| TEXT SHOWN |
☆ ☆ ☆ ☆ ☆
In October 1876, Simões began a tour of Brazil with her husband, which lasted for three months. In Rio de Janeiro they performed at the Teatro Ginásio Dramático and the Theatro D. Pedro II. Together with her husband, Simões also toured in Spain and Argentina. She once said that "I was born in Lisbon, I got married in Brazil and I am Spanish at heart", and her performances in Madrid were enthusiastically received. Between 1877 and 1879 she and her husband rented the Teatro Carlos Gomes in Rio de Janeiro. In March 1879 she gave birth to twins, Lucília and Luciano. Lucília Simões would become as well known as an actor and impresario as her mother. On 3 July 1880, the Teatro Lucinda was opened in Rio de Janeiro. It was to close in 1909.
☆ ☆ ☆ ☆ ☆
| GIVEN INFORMATION |
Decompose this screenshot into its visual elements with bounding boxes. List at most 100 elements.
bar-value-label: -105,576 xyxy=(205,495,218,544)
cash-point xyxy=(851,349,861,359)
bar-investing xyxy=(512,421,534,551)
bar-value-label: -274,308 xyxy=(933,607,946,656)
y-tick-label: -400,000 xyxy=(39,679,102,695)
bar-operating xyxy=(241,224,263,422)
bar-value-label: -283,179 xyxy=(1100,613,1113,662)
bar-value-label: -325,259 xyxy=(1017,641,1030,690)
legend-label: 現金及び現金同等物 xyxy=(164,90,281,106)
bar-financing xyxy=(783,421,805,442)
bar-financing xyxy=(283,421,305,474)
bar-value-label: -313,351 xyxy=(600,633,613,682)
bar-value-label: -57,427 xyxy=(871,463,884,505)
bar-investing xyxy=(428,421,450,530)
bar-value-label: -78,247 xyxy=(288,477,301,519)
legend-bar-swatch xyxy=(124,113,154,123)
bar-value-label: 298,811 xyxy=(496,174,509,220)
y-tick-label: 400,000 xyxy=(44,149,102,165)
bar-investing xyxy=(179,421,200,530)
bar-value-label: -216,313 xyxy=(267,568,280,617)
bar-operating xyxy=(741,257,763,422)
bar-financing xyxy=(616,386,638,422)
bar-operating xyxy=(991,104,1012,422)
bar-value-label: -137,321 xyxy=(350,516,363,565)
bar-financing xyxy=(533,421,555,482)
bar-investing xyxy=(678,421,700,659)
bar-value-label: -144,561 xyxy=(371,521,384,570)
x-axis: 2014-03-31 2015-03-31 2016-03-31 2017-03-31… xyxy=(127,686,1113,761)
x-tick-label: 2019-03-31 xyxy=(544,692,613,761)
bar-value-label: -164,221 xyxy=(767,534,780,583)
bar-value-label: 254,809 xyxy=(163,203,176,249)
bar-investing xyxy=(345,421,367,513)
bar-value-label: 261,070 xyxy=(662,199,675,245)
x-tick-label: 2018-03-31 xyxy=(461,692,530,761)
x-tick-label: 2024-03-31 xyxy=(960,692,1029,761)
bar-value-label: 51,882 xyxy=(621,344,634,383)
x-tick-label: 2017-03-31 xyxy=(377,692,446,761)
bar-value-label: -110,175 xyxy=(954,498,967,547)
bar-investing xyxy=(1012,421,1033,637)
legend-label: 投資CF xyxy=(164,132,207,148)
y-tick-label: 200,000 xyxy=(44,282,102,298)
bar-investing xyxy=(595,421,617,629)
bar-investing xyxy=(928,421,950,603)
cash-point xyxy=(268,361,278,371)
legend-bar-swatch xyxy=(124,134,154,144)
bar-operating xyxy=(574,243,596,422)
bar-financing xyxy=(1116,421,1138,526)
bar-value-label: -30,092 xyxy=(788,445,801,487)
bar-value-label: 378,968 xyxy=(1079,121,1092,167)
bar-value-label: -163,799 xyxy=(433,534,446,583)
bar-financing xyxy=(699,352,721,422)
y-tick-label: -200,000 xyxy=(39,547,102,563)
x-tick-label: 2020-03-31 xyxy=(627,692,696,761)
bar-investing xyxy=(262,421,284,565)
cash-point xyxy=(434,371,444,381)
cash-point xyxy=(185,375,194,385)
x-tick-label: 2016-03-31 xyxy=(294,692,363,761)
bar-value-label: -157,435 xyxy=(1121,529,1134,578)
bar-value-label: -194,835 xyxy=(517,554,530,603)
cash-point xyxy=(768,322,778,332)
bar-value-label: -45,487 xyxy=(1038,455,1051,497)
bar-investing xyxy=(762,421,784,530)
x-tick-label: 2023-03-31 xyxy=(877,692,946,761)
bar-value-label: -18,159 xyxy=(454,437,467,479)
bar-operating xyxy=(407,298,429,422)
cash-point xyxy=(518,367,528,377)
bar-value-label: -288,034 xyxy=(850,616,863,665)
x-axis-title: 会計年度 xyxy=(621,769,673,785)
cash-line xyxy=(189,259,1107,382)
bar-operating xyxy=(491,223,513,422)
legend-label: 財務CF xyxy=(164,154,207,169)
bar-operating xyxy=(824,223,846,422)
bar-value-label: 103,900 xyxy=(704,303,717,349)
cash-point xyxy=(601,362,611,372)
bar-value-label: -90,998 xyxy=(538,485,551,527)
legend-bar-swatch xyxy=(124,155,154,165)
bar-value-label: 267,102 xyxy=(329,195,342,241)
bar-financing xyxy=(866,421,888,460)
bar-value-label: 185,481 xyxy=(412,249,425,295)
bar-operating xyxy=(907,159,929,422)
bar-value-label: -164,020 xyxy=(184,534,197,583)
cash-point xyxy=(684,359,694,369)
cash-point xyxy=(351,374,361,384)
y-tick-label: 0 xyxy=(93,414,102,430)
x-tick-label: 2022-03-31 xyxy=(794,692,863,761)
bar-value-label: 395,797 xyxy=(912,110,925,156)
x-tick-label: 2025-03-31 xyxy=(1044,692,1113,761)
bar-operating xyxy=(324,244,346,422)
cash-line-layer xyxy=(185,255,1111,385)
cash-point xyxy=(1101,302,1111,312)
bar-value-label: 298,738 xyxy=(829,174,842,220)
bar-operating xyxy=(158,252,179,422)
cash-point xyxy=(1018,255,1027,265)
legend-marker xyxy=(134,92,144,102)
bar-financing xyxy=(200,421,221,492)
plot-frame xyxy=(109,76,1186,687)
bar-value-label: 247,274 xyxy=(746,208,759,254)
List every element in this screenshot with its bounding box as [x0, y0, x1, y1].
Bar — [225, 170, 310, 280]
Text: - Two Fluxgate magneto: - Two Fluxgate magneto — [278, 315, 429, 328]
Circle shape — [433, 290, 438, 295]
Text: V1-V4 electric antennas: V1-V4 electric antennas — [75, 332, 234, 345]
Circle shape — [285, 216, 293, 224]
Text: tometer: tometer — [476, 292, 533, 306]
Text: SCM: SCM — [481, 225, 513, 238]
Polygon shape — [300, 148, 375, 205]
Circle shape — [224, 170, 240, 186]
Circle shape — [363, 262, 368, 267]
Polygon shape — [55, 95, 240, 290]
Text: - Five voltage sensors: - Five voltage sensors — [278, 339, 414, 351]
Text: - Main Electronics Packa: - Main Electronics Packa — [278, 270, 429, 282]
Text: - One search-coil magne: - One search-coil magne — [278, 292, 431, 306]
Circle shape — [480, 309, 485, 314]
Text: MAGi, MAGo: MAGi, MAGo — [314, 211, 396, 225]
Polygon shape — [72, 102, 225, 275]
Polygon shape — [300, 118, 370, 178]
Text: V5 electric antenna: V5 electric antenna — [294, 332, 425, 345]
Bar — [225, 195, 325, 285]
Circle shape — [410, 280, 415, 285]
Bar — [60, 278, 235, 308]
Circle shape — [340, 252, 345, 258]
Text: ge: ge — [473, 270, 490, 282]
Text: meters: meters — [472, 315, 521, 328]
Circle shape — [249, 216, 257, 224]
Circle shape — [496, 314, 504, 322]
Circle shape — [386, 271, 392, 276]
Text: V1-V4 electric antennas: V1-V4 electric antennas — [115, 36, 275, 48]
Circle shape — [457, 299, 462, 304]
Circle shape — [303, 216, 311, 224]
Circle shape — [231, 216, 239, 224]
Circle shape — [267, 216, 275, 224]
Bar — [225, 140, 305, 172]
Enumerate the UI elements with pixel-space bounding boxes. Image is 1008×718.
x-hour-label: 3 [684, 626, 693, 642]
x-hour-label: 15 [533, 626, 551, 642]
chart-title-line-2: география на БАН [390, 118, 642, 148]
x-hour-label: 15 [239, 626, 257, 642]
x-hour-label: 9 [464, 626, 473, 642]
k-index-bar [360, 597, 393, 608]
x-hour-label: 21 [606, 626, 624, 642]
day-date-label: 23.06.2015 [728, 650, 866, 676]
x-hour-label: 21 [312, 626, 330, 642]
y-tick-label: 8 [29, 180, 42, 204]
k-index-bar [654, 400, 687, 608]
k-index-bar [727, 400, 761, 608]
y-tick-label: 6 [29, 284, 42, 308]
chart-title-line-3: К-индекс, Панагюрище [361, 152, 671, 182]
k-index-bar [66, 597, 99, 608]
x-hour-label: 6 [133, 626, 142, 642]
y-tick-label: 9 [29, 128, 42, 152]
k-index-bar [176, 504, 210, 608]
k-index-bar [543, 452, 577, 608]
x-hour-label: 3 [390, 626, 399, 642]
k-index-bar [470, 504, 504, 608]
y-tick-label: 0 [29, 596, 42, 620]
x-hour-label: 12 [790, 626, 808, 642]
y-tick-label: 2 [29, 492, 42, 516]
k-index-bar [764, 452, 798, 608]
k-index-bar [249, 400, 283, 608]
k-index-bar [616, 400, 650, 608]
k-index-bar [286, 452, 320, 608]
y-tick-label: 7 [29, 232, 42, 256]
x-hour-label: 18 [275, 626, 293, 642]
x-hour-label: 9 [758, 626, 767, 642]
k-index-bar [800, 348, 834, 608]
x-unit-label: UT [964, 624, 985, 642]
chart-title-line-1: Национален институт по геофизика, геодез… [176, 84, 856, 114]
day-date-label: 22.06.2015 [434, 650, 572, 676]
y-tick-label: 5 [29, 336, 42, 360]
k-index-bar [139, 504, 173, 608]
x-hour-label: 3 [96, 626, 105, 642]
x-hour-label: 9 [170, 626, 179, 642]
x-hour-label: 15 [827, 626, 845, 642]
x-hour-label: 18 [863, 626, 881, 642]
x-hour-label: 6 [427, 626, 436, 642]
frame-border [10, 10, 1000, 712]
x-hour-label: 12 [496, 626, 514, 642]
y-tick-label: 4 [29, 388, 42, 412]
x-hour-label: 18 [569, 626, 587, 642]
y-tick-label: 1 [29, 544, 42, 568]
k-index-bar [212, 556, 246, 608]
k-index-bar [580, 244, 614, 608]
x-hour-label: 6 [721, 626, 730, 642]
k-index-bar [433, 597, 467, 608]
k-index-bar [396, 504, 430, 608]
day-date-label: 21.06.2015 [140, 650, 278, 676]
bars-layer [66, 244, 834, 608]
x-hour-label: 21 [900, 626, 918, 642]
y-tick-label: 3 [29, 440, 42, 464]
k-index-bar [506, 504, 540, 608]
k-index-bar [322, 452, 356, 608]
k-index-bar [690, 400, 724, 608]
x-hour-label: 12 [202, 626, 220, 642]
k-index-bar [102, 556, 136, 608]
☆ ☆ ☆ ☆ ☆
Decide whether each statement agrees with the text about Simões, answering yes or no and quoting the words from the text that settle it: (a) Her tour of Brazil lasted three months. (b) Her twins were born in 1877. (c) Her performances in Madrid were well received.

| ANSWER SECTION |
(a) Yes: "which lasted for three months"
(b) No: "In March 1879 she gave birth to twins"
(c) Yes: "her performances in Madrid were enthusiastically received"